(Source excerpt):
* * * * * * *

We first note that respondent, as appellee, has failed to file a brief in this matter. However, we may decide the issue presented in accordance with the guidelines of First Capitol Mortgage Corp. v. Talandis Construction Corp., 63 Ill. 2d 128, 133 (1976).

Petitioner argues that the trial court abused its discretion because it lacked the authority to modify the parties' agreement regarding custody. In custody cases, a presumption arises favoring the trial court's order. In re Marriage of Hahin, 266 Ill. App. 3d 168, 173 (1994). The trial court is in the best position to evaluate the credibility of the witnesses, the evidence, and the best interests of the child. In re Marriage of Melton, 288 Ill. App. 3d 1084, 1088 (1997); Hahin, 266 Ill. App. 3d at 173. In custody proceedings, the trial court must determine the best interests of the child and its decision will not be disturbed on appeal absent an abuse of discretion. Hahin, 266 Ill. App. 3d at 173-74; Thomas v. Thomas, 56 Ill. App. 3d 806, 807 (1978).

Section 502(a) of the Illinois Marriage and Dissolution of Marriage Act (the Act) encourages parties to enter into dissolution agreements. 750 ILCS 5/502(a) (West 1998); see also In re Marriage of Ingram, 259 Ill. App. 3d 685, 689 (1994). Section 502(b) of the Act provides as follows:

"The terms of the agreement, except those providing for support, custody and visitation of children, are binding upon the court unless it finds *** that the agreement is unconscionable." (Emphasis added.) 750 ILCS 5/502(b) (West 1998).

* * * * * * *

(Data lines):
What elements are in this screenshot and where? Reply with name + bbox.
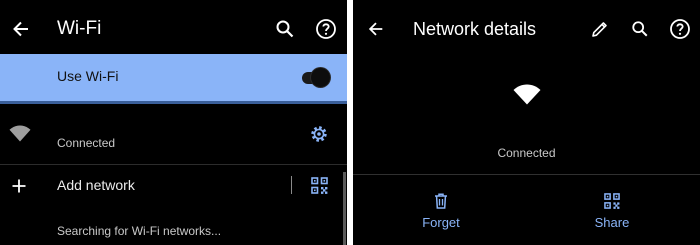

* * * * * * *

Rewrite the custody excerpt from "Petitioner argues that" through "806, 807 (1978).", changing every "trial court" to "circuit court".

(Exercise output):
Petitioner argues that the circuit court abused its discretion because it lacked the authority to modify the parties' agreement regarding custody. In custody cases, a presumption arises favoring the circuit court's order. In re Marriage of Hahin, 266 Ill. App. 3d 168, 173 (1994). The circuit court is in the best position to evaluate the credibility of the witnesses, the evidence, and the best interests of the child. In re Marriage of Melton, 288 Ill. App. 3d 1084, 1088 (1997); Hahin, 266 Ill. App. 3d at 173. In custody proceedings, the circuit court must determine the best interests of the child and its decision will not be disturbed on appeal absent an abuse of discretion. Hahin, 266 Ill. App. 3d at 173-74; Thomas v. Thomas, 56 Ill. App. 3d 806, 807 (1978).